TASK INSTRUCTIONS:
Without the pictures, copy all the entries below exactly.

RECORDS SHOWN:
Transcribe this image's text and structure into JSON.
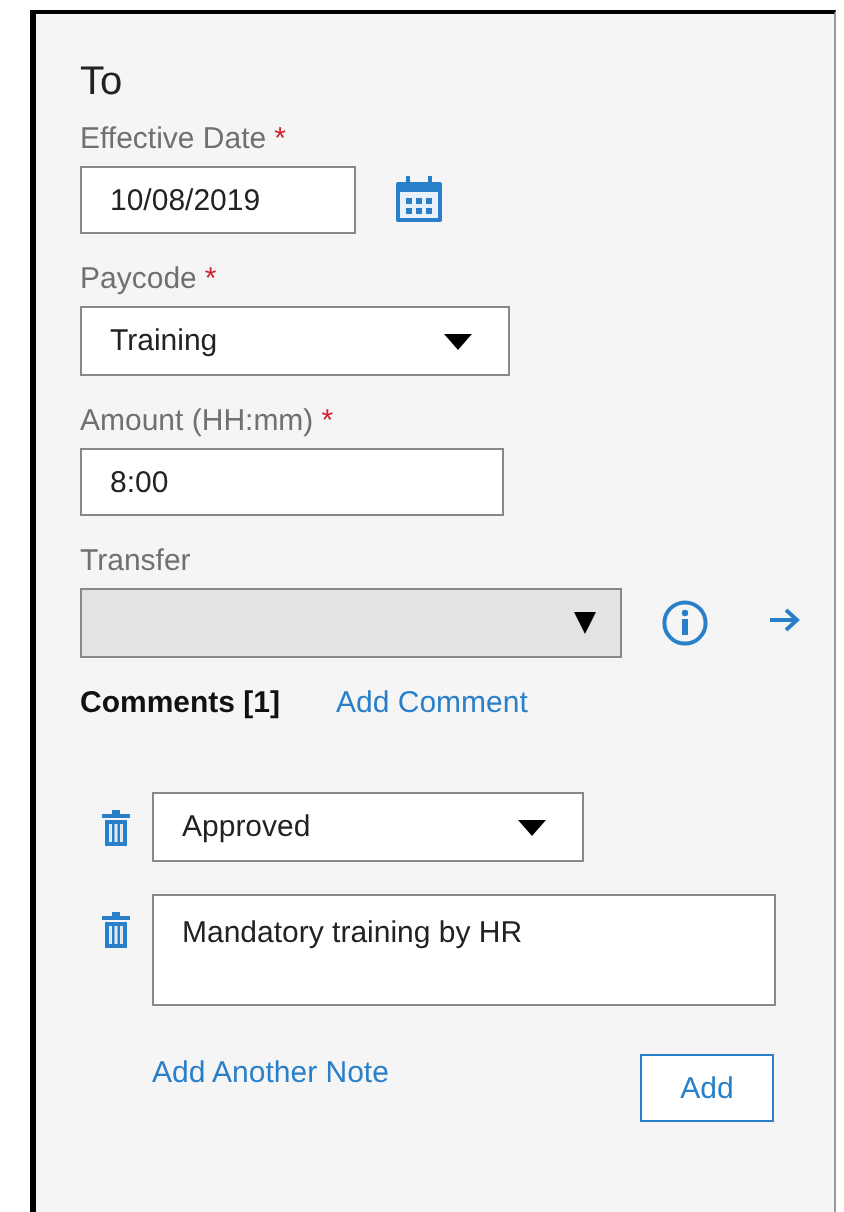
{
  "title": "To",
  "fields": [
    {
      "kind": "date",
      "label": "Effective Date",
      "required_mark": "*",
      "value": "10/08/2019"
    },
    {
      "kind": "select",
      "label": "Paycode",
      "required_mark": "*",
      "value": "Training"
    },
    {
      "kind": "text",
      "label": "Amount (HH:mm)",
      "required_mark": "*",
      "value": "8:00"
    },
    {
      "kind": "transfer",
      "label": "Transfer",
      "disabled": true
    }
  ],
  "comments": {
    "heading": "Comments [1]",
    "add_comment": "Add Comment",
    "notes": [
      {
        "kind": "select",
        "value": "Approved"
      },
      {
        "kind": "text",
        "value": "Mandatory training by HR"
      }
    ],
    "add_another_note": "Add Another Note",
    "add_button": "Add"
  }
}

EXERCISE RESPONSE:
Transcribe this image's text and structure into JSON.
{
  "title": "To",
  "fields": [
    {
      "kind": "date",
      "label": "Effective Date",
      "required_mark": "*",
      "value": "10/08/2019"
    },
    {
      "kind": "select",
      "label": "Paycode",
      "required_mark": "*",
      "value": "Training"
    },
    {
      "kind": "text",
      "label": "Amount (HH:mm)",
      "required_mark": "*",
      "value": "8:00"
    },
    {
      "kind": "transfer",
      "label": "Transfer",
      "disabled": true
    }
  ],
  "comments": {
    "heading": "Comments [1]",
    "add_comment": "Add Comment",
    "notes": [
      {
        "kind": "select",
        "value": "Approved"
      },
      {
        "kind": "text",
        "value": "Mandatory training by HR"
      }
    ],
    "add_another_note": "Add Another Note",
    "add_button": "Add"
  }
}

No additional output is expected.